Return every record below exactly as written, omitting any pictures.

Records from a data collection
——————————

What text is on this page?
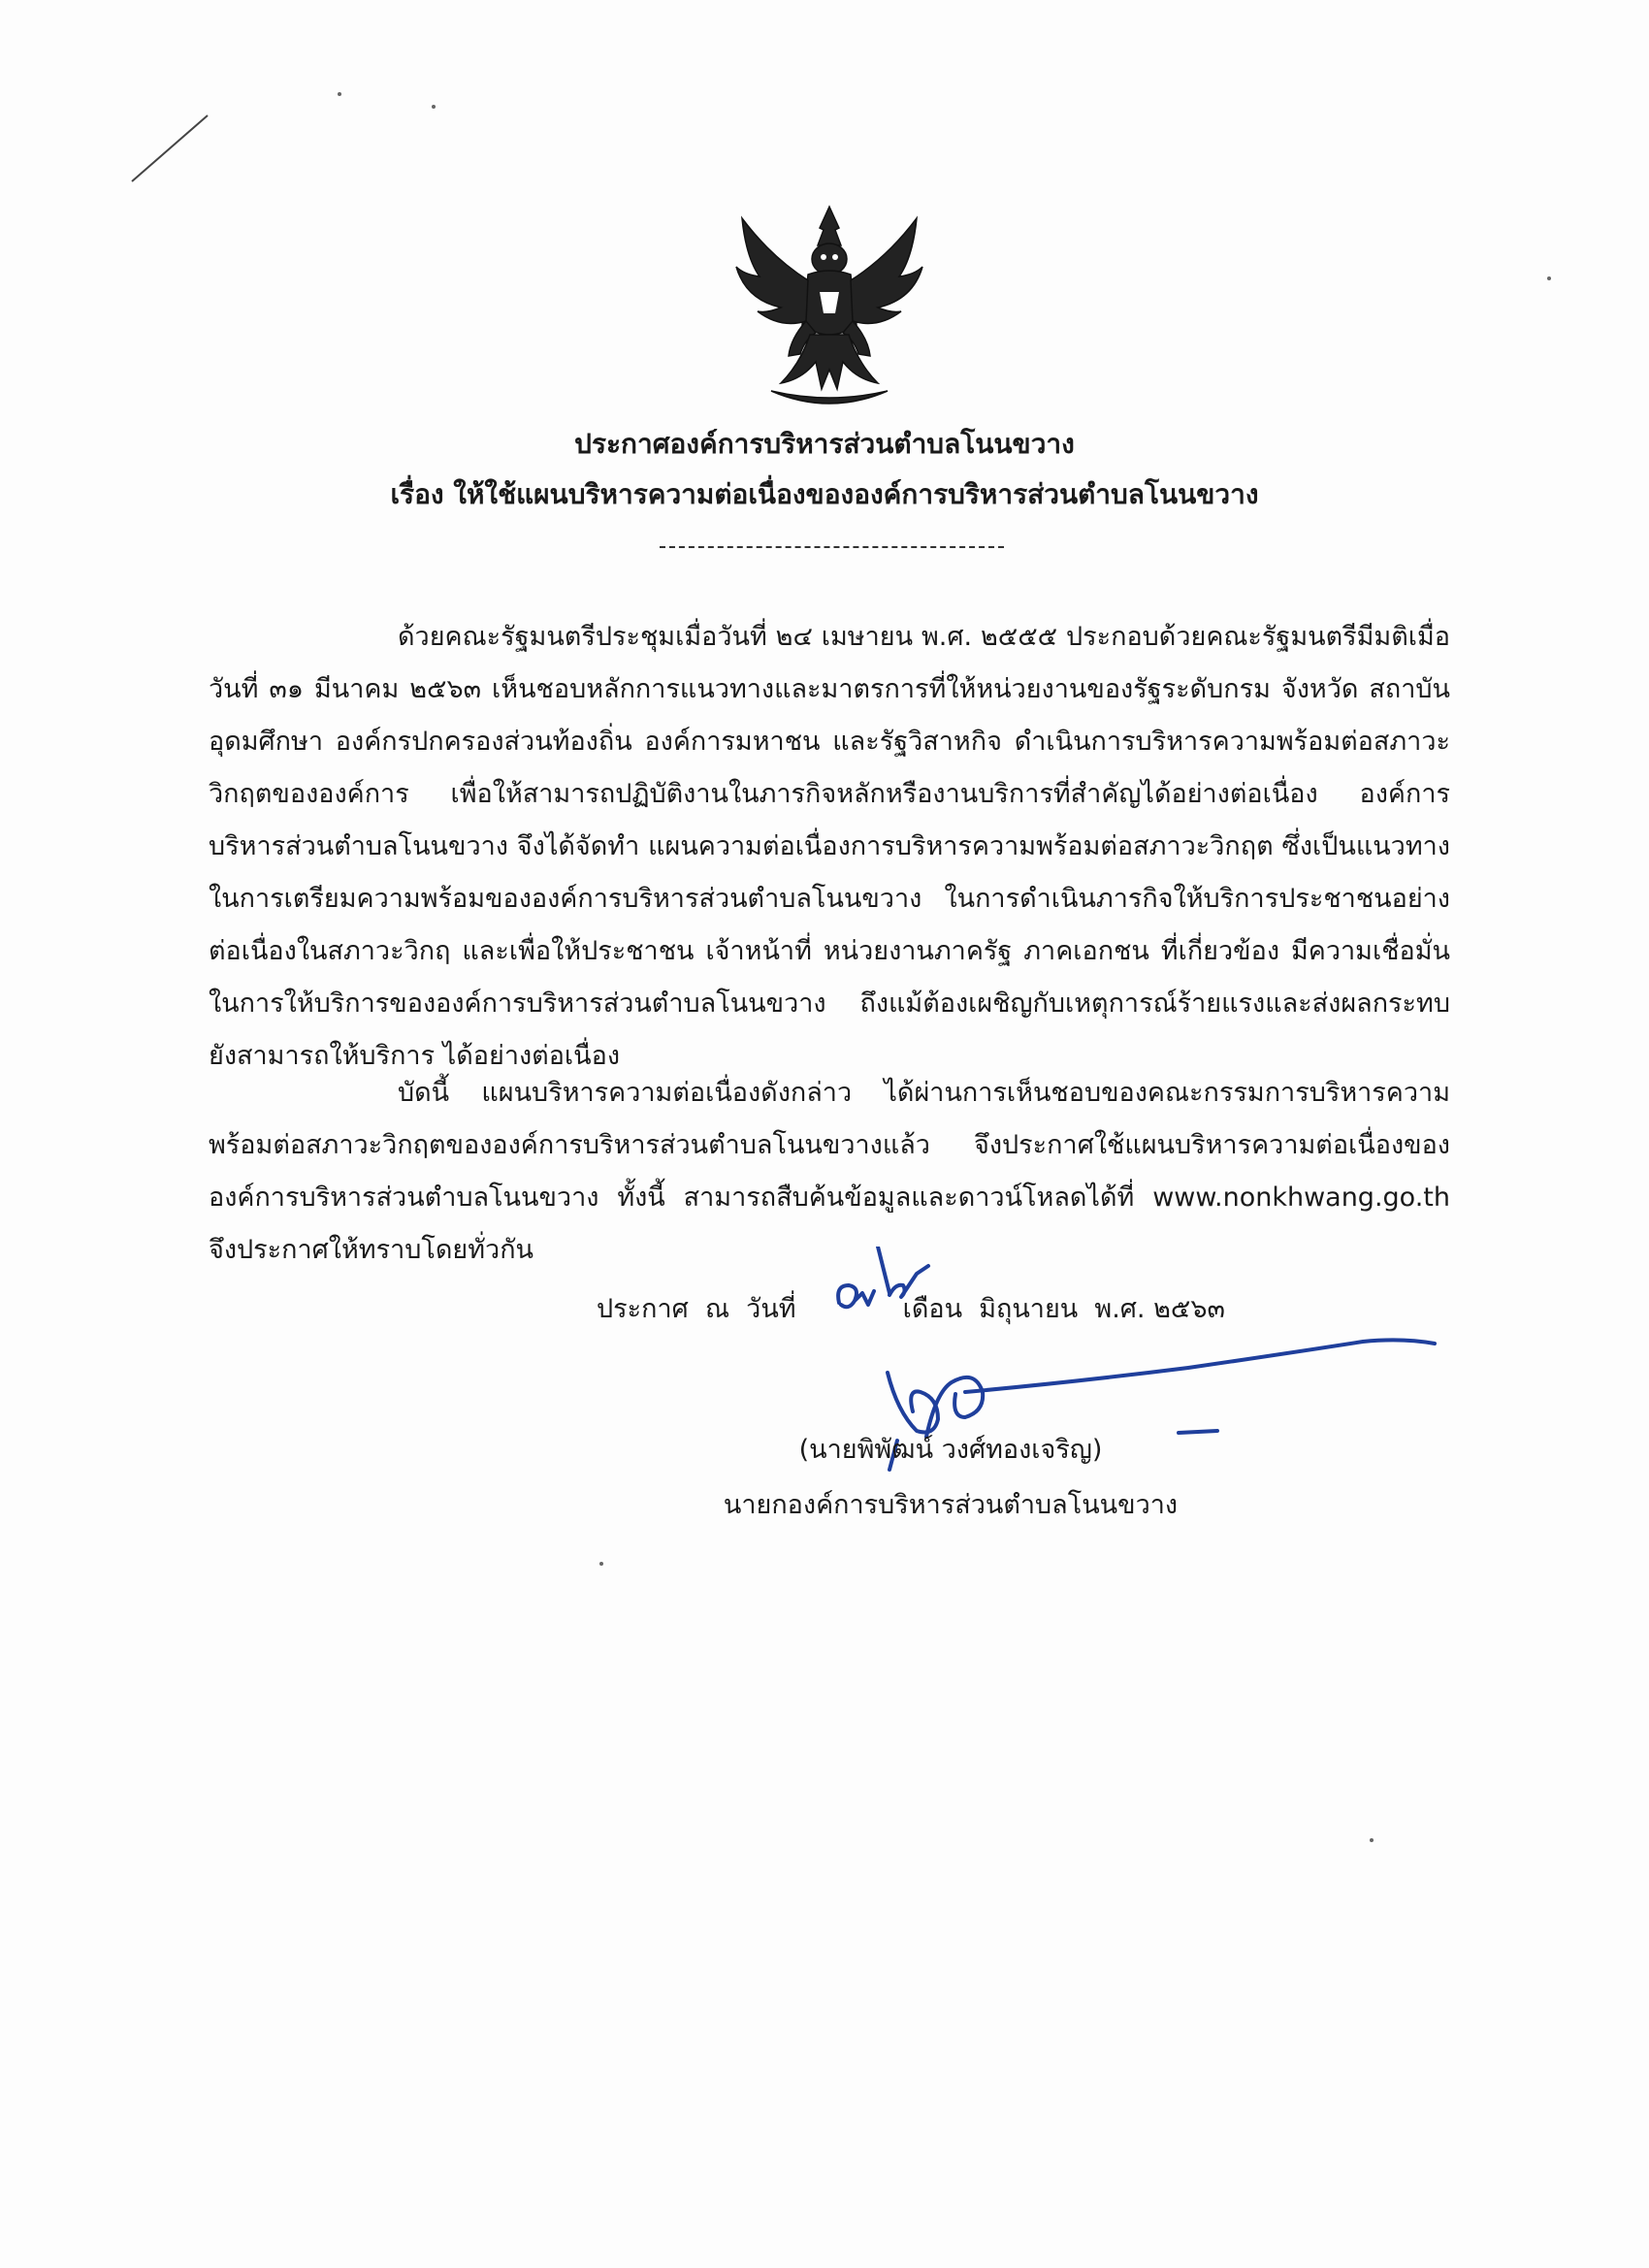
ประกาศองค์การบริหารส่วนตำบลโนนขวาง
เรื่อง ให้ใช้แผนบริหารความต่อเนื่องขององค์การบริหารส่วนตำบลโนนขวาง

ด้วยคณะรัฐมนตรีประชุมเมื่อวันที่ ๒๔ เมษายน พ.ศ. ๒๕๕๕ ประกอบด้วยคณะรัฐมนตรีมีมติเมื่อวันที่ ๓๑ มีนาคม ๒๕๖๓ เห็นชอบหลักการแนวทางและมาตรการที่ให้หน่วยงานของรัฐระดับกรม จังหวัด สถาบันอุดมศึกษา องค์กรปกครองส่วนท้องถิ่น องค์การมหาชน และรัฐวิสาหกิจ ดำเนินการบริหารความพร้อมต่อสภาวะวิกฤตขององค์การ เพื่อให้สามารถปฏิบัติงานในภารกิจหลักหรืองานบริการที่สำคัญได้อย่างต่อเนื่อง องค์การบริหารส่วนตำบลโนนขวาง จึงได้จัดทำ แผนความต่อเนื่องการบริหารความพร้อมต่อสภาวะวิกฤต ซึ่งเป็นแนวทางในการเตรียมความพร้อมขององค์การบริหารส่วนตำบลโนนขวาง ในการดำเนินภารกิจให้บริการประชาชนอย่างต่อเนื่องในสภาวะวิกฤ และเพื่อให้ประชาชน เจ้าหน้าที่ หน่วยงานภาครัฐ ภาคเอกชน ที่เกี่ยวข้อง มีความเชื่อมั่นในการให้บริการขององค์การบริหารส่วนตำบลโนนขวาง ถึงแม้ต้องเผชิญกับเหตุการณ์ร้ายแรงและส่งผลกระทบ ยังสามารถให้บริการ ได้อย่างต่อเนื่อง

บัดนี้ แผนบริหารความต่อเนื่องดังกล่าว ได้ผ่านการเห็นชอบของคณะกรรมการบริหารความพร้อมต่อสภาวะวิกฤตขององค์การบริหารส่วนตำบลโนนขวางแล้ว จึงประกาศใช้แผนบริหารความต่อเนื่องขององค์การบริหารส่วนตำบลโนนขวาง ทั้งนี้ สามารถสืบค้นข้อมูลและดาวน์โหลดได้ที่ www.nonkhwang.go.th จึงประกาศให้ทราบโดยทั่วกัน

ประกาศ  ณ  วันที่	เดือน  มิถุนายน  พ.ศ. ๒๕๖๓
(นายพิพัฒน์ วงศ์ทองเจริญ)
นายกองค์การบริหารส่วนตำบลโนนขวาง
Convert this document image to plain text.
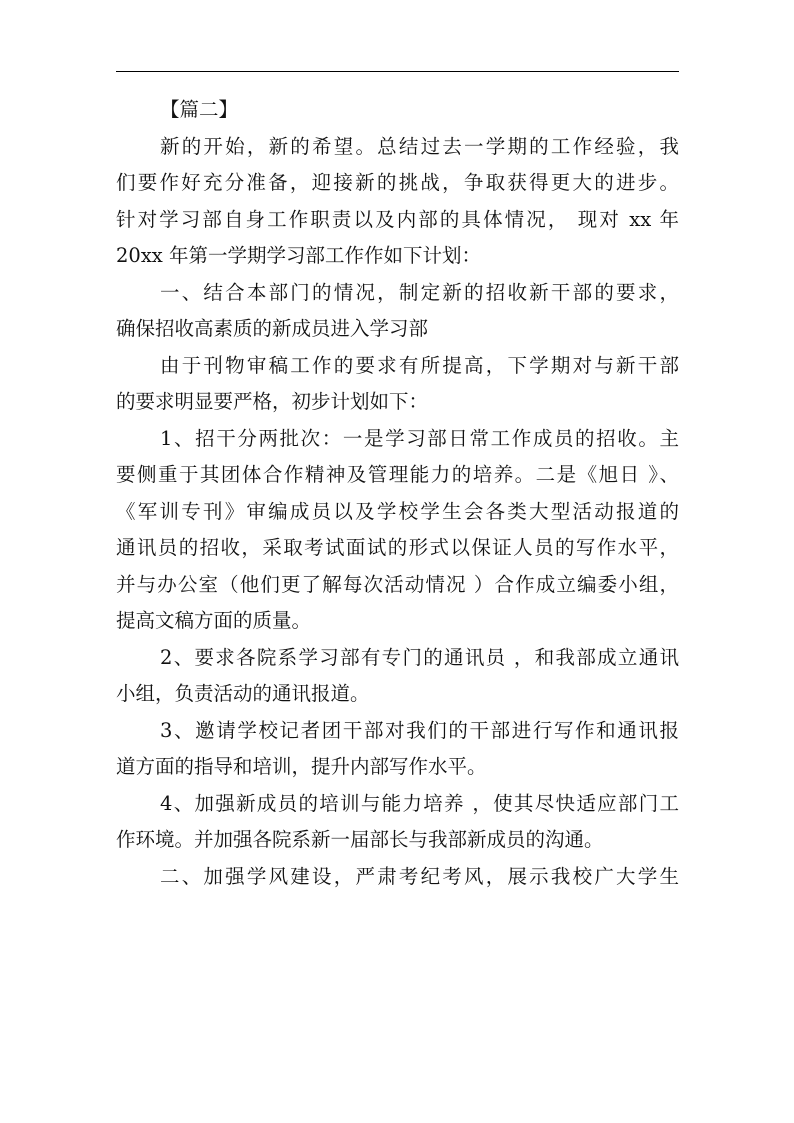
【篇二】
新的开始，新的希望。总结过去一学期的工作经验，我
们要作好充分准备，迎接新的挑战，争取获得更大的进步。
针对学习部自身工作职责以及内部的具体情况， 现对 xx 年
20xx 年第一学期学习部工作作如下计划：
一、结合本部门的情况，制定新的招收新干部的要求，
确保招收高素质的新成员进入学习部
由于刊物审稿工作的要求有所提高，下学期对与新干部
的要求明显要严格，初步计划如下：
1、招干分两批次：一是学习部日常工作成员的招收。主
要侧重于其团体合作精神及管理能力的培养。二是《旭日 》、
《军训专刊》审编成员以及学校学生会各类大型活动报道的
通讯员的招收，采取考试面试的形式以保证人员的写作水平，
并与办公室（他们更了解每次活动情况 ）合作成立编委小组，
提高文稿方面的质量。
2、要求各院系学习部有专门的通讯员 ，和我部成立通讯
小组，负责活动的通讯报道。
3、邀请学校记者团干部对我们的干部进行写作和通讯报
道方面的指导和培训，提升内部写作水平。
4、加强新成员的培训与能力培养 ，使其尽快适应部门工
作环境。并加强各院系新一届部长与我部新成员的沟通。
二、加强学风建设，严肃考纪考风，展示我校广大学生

——————————

*EXERCISE SOLUTION*
What text is on this page?
ประกาศองค์การบริหารส่วนตำบลโนนขวาง
เรื่อง ให้ใช้แผนบริหารความต่อเนื่องขององค์การบริหารส่วนตำบลโนนขวาง

ด้วยคณะรัฐมนตรีประชุมเมื่อวันที่ ๒๔ เมษายน พ.ศ. ๒๕๕๕ ประกอบด้วยคณะรัฐมนตรีมีมติเมื่อวันที่ ๓๑ มีนาคม ๒๕๖๓ เห็นชอบหลักการแนวทางและมาตรการที่ให้หน่วยงานของรัฐระดับกรม จังหวัด สถาบันอุดมศึกษา องค์กรปกครองส่วนท้องถิ่น องค์การมหาชน และรัฐวิสาหกิจ ดำเนินการบริหารความพร้อมต่อสภาวะวิกฤตขององค์การ เพื่อให้สามารถปฏิบัติงานในภารกิจหลักหรืองานบริการที่สำคัญได้อย่างต่อเนื่อง องค์การบริหารส่วนตำบลโนนขวาง จึงได้จัดทำ แผนความต่อเนื่องการบริหารความพร้อมต่อสภาวะวิกฤต ซึ่งเป็นแนวทางในการเตรียมความพร้อมขององค์การบริหารส่วนตำบลโนนขวาง ในการดำเนินภารกิจให้บริการประชาชนอย่างต่อเนื่องในสภาวะวิกฤ และเพื่อให้ประชาชน เจ้าหน้าที่ หน่วยงานภาครัฐ ภาคเอกชน ที่เกี่ยวข้อง มีความเชื่อมั่นในการให้บริการขององค์การบริหารส่วนตำบลโนนขวาง ถึงแม้ต้องเผชิญกับเหตุการณ์ร้ายแรงและส่งผลกระทบ ยังสามารถให้บริการ ได้อย่างต่อเนื่อง

บัดนี้ แผนบริหารความต่อเนื่องดังกล่าว ได้ผ่านการเห็นชอบของคณะกรรมการบริหารความพร้อมต่อสภาวะวิกฤตขององค์การบริหารส่วนตำบลโนนขวางแล้ว จึงประกาศใช้แผนบริหารความต่อเนื่องขององค์การบริหารส่วนตำบลโนนขวาง ทั้งนี้ สามารถสืบค้นข้อมูลและดาวน์โหลดได้ที่ www.nonkhwang.go.th จึงประกาศให้ทราบโดยทั่วกัน

ประกาศ  ณ  วันที่	เดือน  มิถุนายน  พ.ศ. ๒๕๖๓
(นายพิพัฒน์ วงศ์ทองเจริญ)
นายกองค์การบริหารส่วนตำบลโนนขวาง
Convert this document image to plain text.
【篇二】
新的开始，新的希望。总结过去一学期的工作经验，我
们要作好充分准备，迎接新的挑战，争取获得更大的进步。
针对学习部自身工作职责以及内部的具体情况， 现对 xx 年
20xx 年第一学期学习部工作作如下计划：
一、结合本部门的情况，制定新的招收新干部的要求，
确保招收高素质的新成员进入学习部
由于刊物审稿工作的要求有所提高，下学期对与新干部
的要求明显要严格，初步计划如下：
1、招干分两批次：一是学习部日常工作成员的招收。主
要侧重于其团体合作精神及管理能力的培养。二是《旭日 》、
《军训专刊》审编成员以及学校学生会各类大型活动报道的
通讯员的招收，采取考试面试的形式以保证人员的写作水平，
并与办公室（他们更了解每次活动情况 ）合作成立编委小组，
提高文稿方面的质量。
2、要求各院系学习部有专门的通讯员 ，和我部成立通讯
小组，负责活动的通讯报道。
3、邀请学校记者团干部对我们的干部进行写作和通讯报
道方面的指导和培训，提升内部写作水平。
4、加强新成员的培训与能力培养 ，使其尽快适应部门工
作环境。并加强各院系新一届部长与我部新成员的沟通。
二、加强学风建设，严肃考纪考风，展示我校广大学生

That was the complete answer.